START
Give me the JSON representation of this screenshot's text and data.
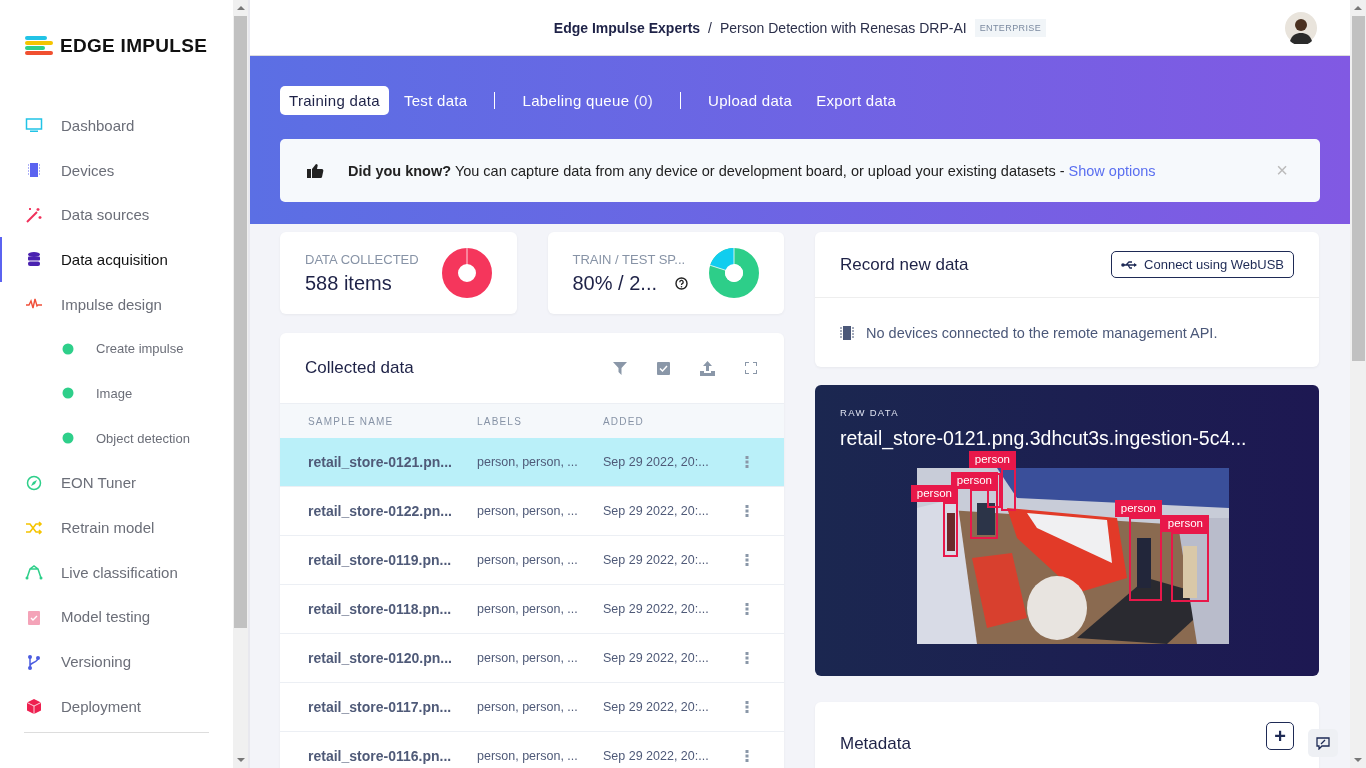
{
  "brand": {
    "name": "EDGE IMPULSE"
  },
  "sidebar": {
    "items": [
      {
        "label": "Dashboard",
        "selected": false
      },
      {
        "label": "Devices",
        "selected": false
      },
      {
        "label": "Data sources",
        "selected": false
      },
      {
        "label": "Data acquisition",
        "selected": true
      },
      {
        "label": "Impulse design",
        "selected": false,
        "children": [
          {
            "label": "Create impulse",
            "selected": false
          },
          {
            "label": "Image",
            "selected": false
          },
          {
            "label": "Object detection",
            "selected": false
          }
        ]
      },
      {
        "label": "EON Tuner",
        "selected": false
      },
      {
        "label": "Retrain model",
        "selected": false
      },
      {
        "label": "Live classification",
        "selected": false
      },
      {
        "label": "Model testing",
        "selected": false
      },
      {
        "label": "Versioning",
        "selected": false
      },
      {
        "label": "Deployment",
        "selected": false
      }
    ]
  },
  "header": {
    "organization": "Edge Impulse Experts",
    "separator": "/",
    "project": "Person Detection with Renesas DRP-AI",
    "badge": "ENTERPRISE"
  },
  "tabs": [
    {
      "label": "Training data",
      "selected": true,
      "divider_before": false
    },
    {
      "label": "Test data",
      "selected": false,
      "divider_before": false
    },
    {
      "label": "Labeling queue",
      "count": "(0)",
      "selected": false,
      "divider_before": true
    },
    {
      "label": "Upload data",
      "selected": false,
      "divider_before": true
    },
    {
      "label": "Export data",
      "selected": false,
      "divider_before": false
    }
  ],
  "banner": {
    "text": "**Did you know?** You can capture data from any device or development board, or upload your existing datasets - ",
    "link": "Show options",
    "close": "×"
  },
  "stats": [
    {
      "title": "DATA COLLECTED",
      "value": "588 items",
      "help": false
    },
    {
      "title": "TRAIN / TEST SP...",
      "value": "80% / 2...",
      "help": true
    }
  ],
  "collected_data": {
    "title": "Collected data",
    "columns": [
      "SAMPLE NAME",
      "LABELS",
      "ADDED"
    ],
    "rows": [
      {
        "name": "retail_store-0121.pn...",
        "labels": "person, person, ...",
        "added": "Sep 29 2022, 20:...",
        "selected": true
      },
      {
        "name": "retail_store-0122.pn...",
        "labels": "person, person, ...",
        "added": "Sep 29 2022, 20:...",
        "selected": false
      },
      {
        "name": "retail_store-0119.pn...",
        "labels": "person, person, ...",
        "added": "Sep 29 2022, 20:...",
        "selected": false
      },
      {
        "name": "retail_store-0118.pn...",
        "labels": "person, person, ...",
        "added": "Sep 29 2022, 20:...",
        "selected": false
      },
      {
        "name": "retail_store-0120.pn...",
        "labels": "person, person, ...",
        "added": "Sep 29 2022, 20:...",
        "selected": false
      },
      {
        "name": "retail_store-0117.pn...",
        "labels": "person, person, ...",
        "added": "Sep 29 2022, 20:...",
        "selected": false
      },
      {
        "name": "retail_store-0116.pn...",
        "labels": "person, person, ...",
        "added": "Sep 29 2022, 20:...",
        "selected": false
      }
    ]
  },
  "record": {
    "title": "Record new data",
    "button": "Connect using WebUSB",
    "message": "No devices connected to the remote management API."
  },
  "raw_data": {
    "caption": "RAW DATA",
    "title": "retail_store-0121.png.3dhcut3s.ingestion-5c4...",
    "boxes": [
      {
        "kind": "labeled",
        "label": "person"
      },
      {
        "kind": "labeled",
        "label": "person"
      },
      {
        "kind": "unlabeled"
      },
      {
        "kind": "labeled",
        "label": "person"
      },
      {
        "kind": "labeled",
        "label": "person"
      },
      {
        "kind": "labeled",
        "label": "person"
      }
    ]
  },
  "metadata": {
    "title": "Metadata",
    "add": "+"
  }
}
END
* **Written task**:
Leave out the pictures and output the rest of the material exactly as written.

* **Solution to the problem**:
Give me the JSON representation of this screenshot's text and data.
{
  "brand": {
    "name": "EDGE IMPULSE"
  },
  "sidebar": {
    "items": [
      {
        "label": "Dashboard",
        "selected": false
      },
      {
        "label": "Devices",
        "selected": false
      },
      {
        "label": "Data sources",
        "selected": false
      },
      {
        "label": "Data acquisition",
        "selected": true
      },
      {
        "label": "Impulse design",
        "selected": false,
        "children": [
          {
            "label": "Create impulse",
            "selected": false
          },
          {
            "label": "Image",
            "selected": false
          },
          {
            "label": "Object detection",
            "selected": false
          }
        ]
      },
      {
        "label": "EON Tuner",
        "selected": false
      },
      {
        "label": "Retrain model",
        "selected": false
      },
      {
        "label": "Live classification",
        "selected": false
      },
      {
        "label": "Model testing",
        "selected": false
      },
      {
        "label": "Versioning",
        "selected": false
      },
      {
        "label": "Deployment",
        "selected": false
      }
    ]
  },
  "header": {
    "organization": "Edge Impulse Experts",
    "separator": "/",
    "project": "Person Detection with Renesas DRP-AI",
    "badge": "ENTERPRISE"
  },
  "tabs": [
    {
      "label": "Training data",
      "selected": true,
      "divider_before": false
    },
    {
      "label": "Test data",
      "selected": false,
      "divider_before": false
    },
    {
      "label": "Labeling queue",
      "count": "(0)",
      "selected": false,
      "divider_before": true
    },
    {
      "label": "Upload data",
      "selected": false,
      "divider_before": true
    },
    {
      "label": "Export data",
      "selected": false,
      "divider_before": false
    }
  ],
  "banner": {
    "text": "**Did you know?** You can capture data from any device or development board, or upload your existing datasets - ",
    "link": "Show options",
    "close": "×"
  },
  "stats": [
    {
      "title": "DATA COLLECTED",
      "value": "588 items",
      "help": false
    },
    {
      "title": "TRAIN / TEST SP...",
      "value": "80% / 2...",
      "help": true
    }
  ],
  "collected_data": {
    "title": "Collected data",
    "columns": [
      "SAMPLE NAME",
      "LABELS",
      "ADDED"
    ],
    "rows": [
      {
        "name": "retail_store-0121.pn...",
        "labels": "person, person, ...",
        "added": "Sep 29 2022, 20:...",
        "selected": true
      },
      {
        "name": "retail_store-0122.pn...",
        "labels": "person, person, ...",
        "added": "Sep 29 2022, 20:...",
        "selected": false
      },
      {
        "name": "retail_store-0119.pn...",
        "labels": "person, person, ...",
        "added": "Sep 29 2022, 20:...",
        "selected": false
      },
      {
        "name": "retail_store-0118.pn...",
        "labels": "person, person, ...",
        "added": "Sep 29 2022, 20:...",
        "selected": false
      },
      {
        "name": "retail_store-0120.pn...",
        "labels": "person, person, ...",
        "added": "Sep 29 2022, 20:...",
        "selected": false
      },
      {
        "name": "retail_store-0117.pn...",
        "labels": "person, person, ...",
        "added": "Sep 29 2022, 20:...",
        "selected": false
      },
      {
        "name": "retail_store-0116.pn...",
        "labels": "person, person, ...",
        "added": "Sep 29 2022, 20:...",
        "selected": false
      }
    ]
  },
  "record": {
    "title": "Record new data",
    "button": "Connect using WebUSB",
    "message": "No devices connected to the remote management API."
  },
  "raw_data": {
    "caption": "RAW DATA",
    "title": "retail_store-0121.png.3dhcut3s.ingestion-5c4...",
    "boxes": [
      {
        "kind": "labeled",
        "label": "person"
      },
      {
        "kind": "labeled",
        "label": "person"
      },
      {
        "kind": "unlabeled"
      },
      {
        "kind": "labeled",
        "label": "person"
      },
      {
        "kind": "labeled",
        "label": "person"
      },
      {
        "kind": "labeled",
        "label": "person"
      }
    ]
  },
  "metadata": {
    "title": "Metadata",
    "add": "+"
  }
}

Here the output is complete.